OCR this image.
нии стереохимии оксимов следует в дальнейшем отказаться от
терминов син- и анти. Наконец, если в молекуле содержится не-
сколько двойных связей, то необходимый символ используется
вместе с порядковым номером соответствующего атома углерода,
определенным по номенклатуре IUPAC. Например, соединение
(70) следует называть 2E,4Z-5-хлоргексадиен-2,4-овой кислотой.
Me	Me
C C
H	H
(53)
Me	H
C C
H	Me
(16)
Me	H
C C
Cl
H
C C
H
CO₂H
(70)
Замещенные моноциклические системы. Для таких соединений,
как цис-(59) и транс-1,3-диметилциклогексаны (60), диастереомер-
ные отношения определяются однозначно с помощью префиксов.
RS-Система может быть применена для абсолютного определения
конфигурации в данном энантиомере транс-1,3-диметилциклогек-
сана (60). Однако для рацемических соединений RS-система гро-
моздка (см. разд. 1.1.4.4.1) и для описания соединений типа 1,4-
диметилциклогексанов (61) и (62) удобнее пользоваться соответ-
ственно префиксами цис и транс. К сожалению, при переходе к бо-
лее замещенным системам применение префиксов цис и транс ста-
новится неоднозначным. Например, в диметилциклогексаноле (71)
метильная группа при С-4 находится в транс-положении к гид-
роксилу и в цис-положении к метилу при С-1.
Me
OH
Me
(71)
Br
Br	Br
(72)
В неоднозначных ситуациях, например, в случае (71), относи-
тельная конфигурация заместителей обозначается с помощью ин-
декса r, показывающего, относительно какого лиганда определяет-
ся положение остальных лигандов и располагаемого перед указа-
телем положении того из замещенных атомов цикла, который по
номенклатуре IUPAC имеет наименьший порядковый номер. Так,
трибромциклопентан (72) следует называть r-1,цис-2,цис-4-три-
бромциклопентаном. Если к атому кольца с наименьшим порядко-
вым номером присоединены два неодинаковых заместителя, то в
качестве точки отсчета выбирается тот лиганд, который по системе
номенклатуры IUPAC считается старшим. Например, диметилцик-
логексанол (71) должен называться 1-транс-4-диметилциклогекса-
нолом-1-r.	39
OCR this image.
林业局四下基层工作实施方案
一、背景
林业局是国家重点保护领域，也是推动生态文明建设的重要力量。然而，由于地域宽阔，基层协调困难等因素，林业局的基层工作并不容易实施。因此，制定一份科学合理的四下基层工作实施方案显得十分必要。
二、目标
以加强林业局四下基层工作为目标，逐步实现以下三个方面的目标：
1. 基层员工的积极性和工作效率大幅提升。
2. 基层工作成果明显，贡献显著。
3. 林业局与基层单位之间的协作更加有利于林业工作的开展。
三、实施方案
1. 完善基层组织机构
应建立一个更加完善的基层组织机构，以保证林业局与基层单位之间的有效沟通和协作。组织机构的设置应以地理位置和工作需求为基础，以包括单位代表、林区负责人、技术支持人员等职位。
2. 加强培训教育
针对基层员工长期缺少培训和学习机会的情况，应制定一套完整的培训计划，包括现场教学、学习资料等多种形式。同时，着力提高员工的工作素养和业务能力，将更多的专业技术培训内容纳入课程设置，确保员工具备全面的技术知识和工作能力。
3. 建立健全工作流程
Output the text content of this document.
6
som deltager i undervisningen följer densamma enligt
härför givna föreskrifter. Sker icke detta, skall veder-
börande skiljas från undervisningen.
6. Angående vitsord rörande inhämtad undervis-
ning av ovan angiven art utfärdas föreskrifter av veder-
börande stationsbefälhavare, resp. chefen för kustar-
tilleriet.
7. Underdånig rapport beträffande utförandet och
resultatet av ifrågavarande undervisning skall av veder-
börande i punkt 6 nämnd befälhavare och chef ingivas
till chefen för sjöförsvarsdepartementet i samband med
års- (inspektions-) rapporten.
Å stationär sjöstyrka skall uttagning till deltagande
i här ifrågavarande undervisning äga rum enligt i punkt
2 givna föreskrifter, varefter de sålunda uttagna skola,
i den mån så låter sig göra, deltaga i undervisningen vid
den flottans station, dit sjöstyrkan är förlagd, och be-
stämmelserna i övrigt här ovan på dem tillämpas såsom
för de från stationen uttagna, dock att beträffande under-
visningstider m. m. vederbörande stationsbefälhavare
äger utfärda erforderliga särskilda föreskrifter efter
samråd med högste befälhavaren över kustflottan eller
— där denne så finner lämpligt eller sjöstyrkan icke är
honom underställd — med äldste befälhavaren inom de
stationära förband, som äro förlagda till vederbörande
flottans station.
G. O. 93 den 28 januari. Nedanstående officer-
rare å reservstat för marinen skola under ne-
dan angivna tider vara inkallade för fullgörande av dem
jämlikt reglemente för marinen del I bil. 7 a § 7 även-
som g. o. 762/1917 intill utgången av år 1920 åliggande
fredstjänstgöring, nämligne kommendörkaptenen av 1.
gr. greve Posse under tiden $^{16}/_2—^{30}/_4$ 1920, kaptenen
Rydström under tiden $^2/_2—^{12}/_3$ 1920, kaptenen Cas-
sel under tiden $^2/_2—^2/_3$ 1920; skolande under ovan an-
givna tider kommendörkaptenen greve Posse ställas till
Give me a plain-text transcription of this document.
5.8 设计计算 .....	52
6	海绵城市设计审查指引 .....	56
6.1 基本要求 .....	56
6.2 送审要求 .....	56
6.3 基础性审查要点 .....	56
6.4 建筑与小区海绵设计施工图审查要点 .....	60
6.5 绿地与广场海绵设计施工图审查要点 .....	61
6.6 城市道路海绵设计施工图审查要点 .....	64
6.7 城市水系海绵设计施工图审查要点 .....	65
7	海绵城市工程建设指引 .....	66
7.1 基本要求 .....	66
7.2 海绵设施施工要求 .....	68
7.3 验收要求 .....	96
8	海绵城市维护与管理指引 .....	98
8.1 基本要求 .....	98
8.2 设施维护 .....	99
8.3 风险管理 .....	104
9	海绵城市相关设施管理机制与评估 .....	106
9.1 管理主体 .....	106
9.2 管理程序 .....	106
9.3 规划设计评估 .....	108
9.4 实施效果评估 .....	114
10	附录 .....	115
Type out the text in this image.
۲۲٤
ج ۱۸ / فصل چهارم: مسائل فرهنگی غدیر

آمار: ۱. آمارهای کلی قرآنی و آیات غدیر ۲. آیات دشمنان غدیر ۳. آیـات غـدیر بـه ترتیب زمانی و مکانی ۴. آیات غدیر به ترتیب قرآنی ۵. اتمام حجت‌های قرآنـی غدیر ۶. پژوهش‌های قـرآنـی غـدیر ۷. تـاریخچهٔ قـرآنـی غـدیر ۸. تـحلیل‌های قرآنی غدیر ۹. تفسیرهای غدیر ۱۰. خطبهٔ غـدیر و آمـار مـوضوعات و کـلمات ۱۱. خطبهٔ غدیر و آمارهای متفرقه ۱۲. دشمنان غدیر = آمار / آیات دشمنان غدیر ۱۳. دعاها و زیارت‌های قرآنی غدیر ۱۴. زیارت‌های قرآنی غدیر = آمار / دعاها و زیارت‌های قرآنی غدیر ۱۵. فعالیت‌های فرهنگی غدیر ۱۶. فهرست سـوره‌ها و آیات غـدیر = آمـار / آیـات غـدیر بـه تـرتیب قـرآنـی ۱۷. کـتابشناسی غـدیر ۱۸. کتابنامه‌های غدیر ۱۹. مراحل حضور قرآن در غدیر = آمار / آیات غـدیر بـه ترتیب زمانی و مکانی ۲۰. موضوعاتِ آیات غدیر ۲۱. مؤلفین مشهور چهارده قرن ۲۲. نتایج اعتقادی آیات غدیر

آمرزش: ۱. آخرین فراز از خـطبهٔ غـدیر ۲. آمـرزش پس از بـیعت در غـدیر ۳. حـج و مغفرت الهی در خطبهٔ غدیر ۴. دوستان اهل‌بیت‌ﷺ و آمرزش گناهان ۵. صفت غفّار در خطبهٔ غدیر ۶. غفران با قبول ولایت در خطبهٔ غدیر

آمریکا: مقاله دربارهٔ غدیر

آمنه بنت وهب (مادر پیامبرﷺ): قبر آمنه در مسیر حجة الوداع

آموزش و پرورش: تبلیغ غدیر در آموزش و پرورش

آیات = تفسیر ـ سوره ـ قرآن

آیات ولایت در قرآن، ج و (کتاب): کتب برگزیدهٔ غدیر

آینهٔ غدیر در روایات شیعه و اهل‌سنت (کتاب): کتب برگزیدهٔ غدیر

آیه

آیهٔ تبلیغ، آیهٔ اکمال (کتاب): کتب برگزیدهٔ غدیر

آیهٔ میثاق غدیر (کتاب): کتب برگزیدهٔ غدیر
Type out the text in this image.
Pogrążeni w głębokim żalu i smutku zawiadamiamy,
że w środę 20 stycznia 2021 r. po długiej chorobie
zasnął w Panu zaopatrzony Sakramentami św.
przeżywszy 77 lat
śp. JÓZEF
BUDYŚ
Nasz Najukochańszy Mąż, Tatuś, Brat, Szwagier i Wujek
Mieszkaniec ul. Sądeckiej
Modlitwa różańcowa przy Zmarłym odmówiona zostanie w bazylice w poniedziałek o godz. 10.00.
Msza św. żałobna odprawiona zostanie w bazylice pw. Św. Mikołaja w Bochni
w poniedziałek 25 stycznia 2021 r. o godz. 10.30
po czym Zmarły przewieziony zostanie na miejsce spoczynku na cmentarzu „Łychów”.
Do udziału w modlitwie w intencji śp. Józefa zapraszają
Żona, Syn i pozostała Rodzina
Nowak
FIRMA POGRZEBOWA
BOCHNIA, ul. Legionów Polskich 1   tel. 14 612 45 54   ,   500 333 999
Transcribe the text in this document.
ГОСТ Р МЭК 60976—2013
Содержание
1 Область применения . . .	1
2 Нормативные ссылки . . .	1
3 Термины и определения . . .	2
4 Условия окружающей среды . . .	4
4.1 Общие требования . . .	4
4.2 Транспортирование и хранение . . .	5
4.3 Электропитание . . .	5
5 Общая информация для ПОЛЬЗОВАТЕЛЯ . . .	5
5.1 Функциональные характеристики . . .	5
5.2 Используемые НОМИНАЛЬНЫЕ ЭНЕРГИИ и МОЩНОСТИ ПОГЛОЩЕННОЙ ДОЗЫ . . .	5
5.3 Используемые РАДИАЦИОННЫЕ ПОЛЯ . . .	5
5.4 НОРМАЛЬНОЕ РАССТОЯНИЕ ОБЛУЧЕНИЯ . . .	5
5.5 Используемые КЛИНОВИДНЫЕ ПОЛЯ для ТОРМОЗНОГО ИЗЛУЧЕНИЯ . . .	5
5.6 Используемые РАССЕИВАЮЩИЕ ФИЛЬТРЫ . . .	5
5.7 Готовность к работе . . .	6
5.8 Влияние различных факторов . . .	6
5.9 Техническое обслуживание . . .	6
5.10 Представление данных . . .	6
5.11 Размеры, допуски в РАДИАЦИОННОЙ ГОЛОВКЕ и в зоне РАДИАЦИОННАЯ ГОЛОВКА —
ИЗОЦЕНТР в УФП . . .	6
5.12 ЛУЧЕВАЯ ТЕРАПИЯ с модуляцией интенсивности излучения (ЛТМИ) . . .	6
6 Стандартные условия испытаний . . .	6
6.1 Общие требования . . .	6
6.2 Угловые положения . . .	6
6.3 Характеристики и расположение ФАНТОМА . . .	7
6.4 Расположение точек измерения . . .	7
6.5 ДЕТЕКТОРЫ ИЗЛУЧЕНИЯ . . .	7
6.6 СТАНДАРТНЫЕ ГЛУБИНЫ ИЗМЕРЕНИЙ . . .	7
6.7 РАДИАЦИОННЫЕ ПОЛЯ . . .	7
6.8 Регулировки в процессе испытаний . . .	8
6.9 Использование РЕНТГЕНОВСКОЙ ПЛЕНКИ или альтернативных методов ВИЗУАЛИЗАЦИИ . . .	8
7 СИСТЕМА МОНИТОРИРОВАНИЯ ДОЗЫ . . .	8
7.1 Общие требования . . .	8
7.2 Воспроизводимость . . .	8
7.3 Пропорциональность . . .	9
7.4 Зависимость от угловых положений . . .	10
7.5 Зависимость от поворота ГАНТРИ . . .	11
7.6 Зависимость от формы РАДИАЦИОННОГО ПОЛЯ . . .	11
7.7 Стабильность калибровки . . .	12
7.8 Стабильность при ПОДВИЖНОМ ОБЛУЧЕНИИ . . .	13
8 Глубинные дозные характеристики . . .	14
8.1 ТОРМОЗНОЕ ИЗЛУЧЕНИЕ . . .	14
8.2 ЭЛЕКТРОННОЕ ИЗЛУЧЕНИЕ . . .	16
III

--------------------------------------------------

◆ **TASK TO COMPLETE**
Count every line of the records that holds "stycznia". State the number, nothing else.

◆ **ANSWER BELOW**
2